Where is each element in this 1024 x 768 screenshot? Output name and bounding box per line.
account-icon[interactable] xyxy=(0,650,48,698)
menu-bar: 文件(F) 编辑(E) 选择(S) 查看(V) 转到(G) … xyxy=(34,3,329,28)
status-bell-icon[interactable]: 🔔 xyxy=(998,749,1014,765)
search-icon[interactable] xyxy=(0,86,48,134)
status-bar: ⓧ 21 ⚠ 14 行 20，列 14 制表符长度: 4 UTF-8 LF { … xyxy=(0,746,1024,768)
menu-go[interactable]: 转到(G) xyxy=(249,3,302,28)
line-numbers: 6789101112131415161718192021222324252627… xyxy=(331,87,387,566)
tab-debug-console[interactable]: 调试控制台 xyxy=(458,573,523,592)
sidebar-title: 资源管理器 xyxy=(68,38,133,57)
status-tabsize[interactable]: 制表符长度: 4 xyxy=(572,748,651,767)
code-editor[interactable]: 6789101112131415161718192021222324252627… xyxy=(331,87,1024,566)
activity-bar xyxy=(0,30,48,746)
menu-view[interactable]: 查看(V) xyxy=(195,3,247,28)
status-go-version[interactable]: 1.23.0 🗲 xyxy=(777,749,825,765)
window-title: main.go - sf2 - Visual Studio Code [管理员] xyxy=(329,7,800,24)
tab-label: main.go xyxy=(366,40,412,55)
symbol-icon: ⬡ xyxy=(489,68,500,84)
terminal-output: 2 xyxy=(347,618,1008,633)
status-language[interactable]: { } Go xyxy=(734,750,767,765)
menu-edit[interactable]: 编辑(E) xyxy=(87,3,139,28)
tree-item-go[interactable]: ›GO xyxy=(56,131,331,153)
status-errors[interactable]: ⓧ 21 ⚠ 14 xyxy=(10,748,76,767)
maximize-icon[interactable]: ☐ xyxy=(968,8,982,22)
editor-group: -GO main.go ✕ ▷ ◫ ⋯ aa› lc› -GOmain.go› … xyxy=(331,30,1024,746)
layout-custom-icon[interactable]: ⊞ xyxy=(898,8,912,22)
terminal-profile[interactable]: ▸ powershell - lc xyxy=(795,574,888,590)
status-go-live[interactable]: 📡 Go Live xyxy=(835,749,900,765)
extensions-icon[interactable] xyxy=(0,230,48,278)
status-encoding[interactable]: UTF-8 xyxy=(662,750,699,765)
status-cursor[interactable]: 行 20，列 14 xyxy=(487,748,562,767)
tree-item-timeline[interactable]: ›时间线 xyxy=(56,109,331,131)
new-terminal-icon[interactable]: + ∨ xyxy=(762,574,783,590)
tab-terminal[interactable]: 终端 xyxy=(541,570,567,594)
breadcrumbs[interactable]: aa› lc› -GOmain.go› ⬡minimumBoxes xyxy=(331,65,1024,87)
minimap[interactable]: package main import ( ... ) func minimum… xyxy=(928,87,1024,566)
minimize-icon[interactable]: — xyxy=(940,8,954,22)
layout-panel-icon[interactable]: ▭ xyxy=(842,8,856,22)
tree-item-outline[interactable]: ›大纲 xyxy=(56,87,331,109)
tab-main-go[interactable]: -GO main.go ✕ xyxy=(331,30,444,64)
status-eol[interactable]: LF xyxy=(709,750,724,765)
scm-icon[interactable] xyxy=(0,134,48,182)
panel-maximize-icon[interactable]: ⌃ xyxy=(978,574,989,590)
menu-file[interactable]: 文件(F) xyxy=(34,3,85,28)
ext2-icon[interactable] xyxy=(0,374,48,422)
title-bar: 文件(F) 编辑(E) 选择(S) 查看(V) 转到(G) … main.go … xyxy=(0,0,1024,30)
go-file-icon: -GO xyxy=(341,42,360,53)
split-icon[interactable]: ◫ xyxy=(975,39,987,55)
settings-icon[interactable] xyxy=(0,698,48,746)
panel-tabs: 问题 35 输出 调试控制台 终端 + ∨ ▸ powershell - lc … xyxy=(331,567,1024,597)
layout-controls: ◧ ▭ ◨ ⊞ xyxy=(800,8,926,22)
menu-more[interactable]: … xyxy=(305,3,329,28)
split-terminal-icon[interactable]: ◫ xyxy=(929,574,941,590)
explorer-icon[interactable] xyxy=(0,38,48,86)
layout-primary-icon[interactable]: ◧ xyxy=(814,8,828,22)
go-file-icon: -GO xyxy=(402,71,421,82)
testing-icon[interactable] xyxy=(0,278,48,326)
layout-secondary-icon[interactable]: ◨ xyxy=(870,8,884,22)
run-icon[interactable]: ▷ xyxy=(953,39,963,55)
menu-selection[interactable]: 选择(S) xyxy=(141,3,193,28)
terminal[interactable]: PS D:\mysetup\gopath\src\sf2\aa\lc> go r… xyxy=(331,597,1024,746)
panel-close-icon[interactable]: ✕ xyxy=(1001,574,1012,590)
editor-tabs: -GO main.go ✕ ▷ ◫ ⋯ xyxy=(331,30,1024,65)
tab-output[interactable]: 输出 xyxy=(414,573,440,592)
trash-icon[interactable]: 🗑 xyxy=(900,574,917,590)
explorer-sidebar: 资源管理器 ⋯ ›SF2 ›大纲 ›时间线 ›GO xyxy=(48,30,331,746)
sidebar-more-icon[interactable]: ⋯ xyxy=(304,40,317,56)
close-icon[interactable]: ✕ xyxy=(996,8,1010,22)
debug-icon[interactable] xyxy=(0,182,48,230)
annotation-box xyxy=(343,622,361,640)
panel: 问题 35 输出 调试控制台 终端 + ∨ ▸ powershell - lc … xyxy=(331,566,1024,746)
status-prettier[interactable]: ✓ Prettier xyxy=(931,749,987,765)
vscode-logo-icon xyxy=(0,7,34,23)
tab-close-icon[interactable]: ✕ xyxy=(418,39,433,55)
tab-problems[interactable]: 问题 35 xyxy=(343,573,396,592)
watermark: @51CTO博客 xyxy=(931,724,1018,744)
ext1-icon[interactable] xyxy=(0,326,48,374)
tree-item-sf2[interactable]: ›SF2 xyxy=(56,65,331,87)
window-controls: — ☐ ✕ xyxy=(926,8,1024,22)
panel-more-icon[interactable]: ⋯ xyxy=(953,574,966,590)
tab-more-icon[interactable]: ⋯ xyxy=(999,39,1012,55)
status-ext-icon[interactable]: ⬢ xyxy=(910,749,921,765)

......

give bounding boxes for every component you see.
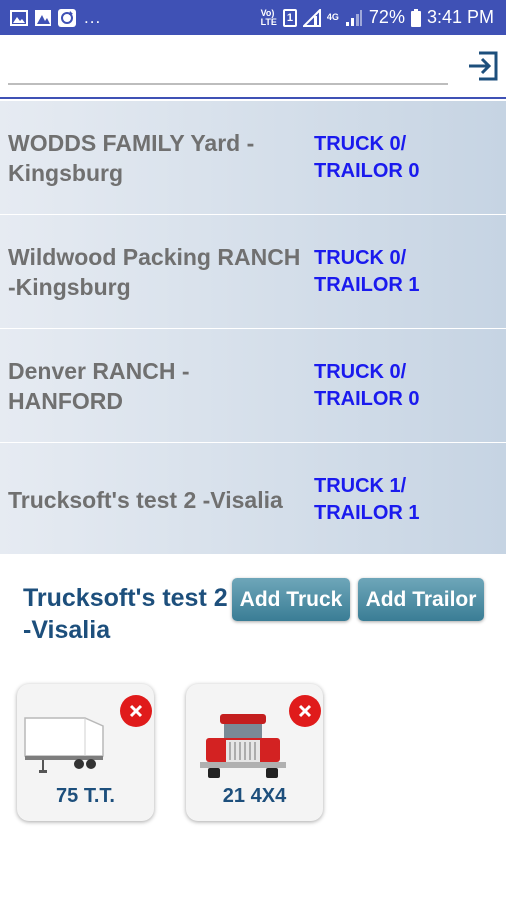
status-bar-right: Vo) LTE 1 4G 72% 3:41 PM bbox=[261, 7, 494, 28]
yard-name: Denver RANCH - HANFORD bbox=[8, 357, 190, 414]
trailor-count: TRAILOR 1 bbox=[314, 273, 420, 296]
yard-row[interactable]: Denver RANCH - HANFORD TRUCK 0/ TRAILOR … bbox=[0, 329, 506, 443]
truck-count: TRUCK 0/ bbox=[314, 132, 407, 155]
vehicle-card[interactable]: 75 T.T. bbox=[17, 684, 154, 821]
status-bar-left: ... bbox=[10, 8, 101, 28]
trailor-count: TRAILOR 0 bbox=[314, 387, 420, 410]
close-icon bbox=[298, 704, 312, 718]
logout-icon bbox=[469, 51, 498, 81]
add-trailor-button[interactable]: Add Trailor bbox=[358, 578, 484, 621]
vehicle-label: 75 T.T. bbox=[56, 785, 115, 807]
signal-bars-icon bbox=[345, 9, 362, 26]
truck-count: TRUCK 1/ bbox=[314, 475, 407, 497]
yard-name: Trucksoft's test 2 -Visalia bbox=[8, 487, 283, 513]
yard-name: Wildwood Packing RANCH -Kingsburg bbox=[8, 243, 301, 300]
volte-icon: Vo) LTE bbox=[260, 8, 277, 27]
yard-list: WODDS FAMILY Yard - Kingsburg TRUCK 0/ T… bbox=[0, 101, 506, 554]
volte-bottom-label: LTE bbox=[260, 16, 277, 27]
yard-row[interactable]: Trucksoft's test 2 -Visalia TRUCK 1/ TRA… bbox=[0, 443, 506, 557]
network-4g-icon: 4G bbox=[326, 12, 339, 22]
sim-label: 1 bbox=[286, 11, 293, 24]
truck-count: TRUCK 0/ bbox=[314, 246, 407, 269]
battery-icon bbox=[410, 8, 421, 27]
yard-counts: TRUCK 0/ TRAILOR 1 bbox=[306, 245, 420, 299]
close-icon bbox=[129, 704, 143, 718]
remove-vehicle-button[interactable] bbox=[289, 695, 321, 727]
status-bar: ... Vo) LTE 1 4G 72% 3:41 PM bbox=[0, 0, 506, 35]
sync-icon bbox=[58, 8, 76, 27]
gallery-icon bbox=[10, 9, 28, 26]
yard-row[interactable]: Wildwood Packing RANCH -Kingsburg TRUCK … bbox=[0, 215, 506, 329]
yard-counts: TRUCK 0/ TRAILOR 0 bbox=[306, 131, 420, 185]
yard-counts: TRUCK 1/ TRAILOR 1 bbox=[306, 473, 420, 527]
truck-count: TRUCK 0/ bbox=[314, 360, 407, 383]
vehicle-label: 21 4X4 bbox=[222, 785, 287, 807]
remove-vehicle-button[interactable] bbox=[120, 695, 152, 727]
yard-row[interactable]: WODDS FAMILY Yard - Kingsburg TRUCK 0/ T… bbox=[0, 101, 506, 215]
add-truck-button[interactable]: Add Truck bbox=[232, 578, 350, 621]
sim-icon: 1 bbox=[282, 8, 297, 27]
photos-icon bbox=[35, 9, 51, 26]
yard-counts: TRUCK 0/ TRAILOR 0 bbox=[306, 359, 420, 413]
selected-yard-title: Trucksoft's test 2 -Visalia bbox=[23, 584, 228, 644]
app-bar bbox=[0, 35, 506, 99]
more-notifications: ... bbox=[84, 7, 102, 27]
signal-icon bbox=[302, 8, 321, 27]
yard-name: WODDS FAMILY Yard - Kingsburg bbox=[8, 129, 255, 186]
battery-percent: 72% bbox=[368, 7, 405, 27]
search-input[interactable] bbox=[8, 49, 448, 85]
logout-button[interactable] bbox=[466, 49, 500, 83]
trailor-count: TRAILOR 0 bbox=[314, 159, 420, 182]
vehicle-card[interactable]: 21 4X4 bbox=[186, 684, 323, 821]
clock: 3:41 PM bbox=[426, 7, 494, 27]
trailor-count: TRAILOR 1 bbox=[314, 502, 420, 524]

......

- [What you should do]: Repeat the lines from the one holding "status-bar-right: Vo) LTE" through the one holding "photos-icon bbox=[35, 9, 51, 26]", inclusive, copying each line precisely.

- [Complete output]:
status-bar-right: Vo) LTE 1 4G 72% 3:41 PM bbox=[261, 7, 494, 28]
yard-name: Denver RANCH - HANFORD bbox=[8, 357, 190, 414]
trailor-count: TRAILOR 1 bbox=[314, 273, 420, 296]
yard-row[interactable]: Denver RANCH - HANFORD TRUCK 0/ TRAILOR … bbox=[0, 329, 506, 443]
truck-count: TRUCK 0/ bbox=[314, 132, 407, 155]
vehicle-card[interactable]: 75 T.T. bbox=[17, 684, 154, 821]
status-bar-left: ... bbox=[10, 8, 101, 28]
trailor-count: TRAILOR 0 bbox=[314, 387, 420, 410]
close-icon bbox=[298, 704, 312, 718]
logout-icon bbox=[469, 51, 498, 81]
add-trailor-button[interactable]: Add Trailor bbox=[358, 578, 484, 621]
vehicle-label: 75 T.T. bbox=[56, 785, 115, 807]
signal-bars-icon bbox=[345, 9, 362, 26]
truck-count: TRUCK 1/ bbox=[314, 475, 407, 497]
yard-name: Trucksoft's test 2 -Visalia bbox=[8, 487, 283, 513]
yard-name: Wildwood Packing RANCH -Kingsburg bbox=[8, 243, 301, 300]
volte-icon: Vo) LTE bbox=[260, 8, 277, 27]
yard-list: WODDS FAMILY Yard - Kingsburg TRUCK 0/ T… bbox=[0, 101, 506, 554]
volte-bottom-label: LTE bbox=[260, 16, 277, 27]
yard-row[interactable]: Trucksoft's test 2 -Visalia TRUCK 1/ TRA… bbox=[0, 443, 506, 557]
network-4g-icon: 4G bbox=[326, 12, 339, 22]
sim-label: 1 bbox=[286, 11, 293, 24]
truck-count: TRUCK 0/ bbox=[314, 246, 407, 269]
battery-icon bbox=[410, 8, 421, 27]
yard-counts: TRUCK 0/ TRAILOR 1 bbox=[306, 245, 420, 299]
close-icon bbox=[129, 704, 143, 718]
remove-vehicle-button[interactable] bbox=[289, 695, 321, 727]
status-bar: ... Vo) LTE 1 4G 72% 3:41 PM bbox=[0, 0, 506, 35]
sync-icon bbox=[58, 8, 76, 27]
gallery-icon bbox=[10, 9, 28, 26]
yard-row[interactable]: Wildwood Packing RANCH -Kingsburg TRUCK … bbox=[0, 215, 506, 329]
yard-counts: TRUCK 0/ TRAILOR 0 bbox=[306, 131, 420, 185]
yard-counts: TRUCK 1/ TRAILOR 1 bbox=[306, 473, 420, 527]
truck-count: TRUCK 0/ bbox=[314, 360, 407, 383]
vehicle-label: 21 4X4 bbox=[222, 785, 287, 807]
remove-vehicle-button[interactable] bbox=[120, 695, 152, 727]
yard-row[interactable]: WODDS FAMILY Yard - Kingsburg TRUCK 0/ T… bbox=[0, 101, 506, 215]
add-truck-button[interactable]: Add Truck bbox=[232, 578, 350, 621]
sim-icon: 1 bbox=[282, 8, 297, 27]
photos-icon bbox=[35, 9, 51, 26]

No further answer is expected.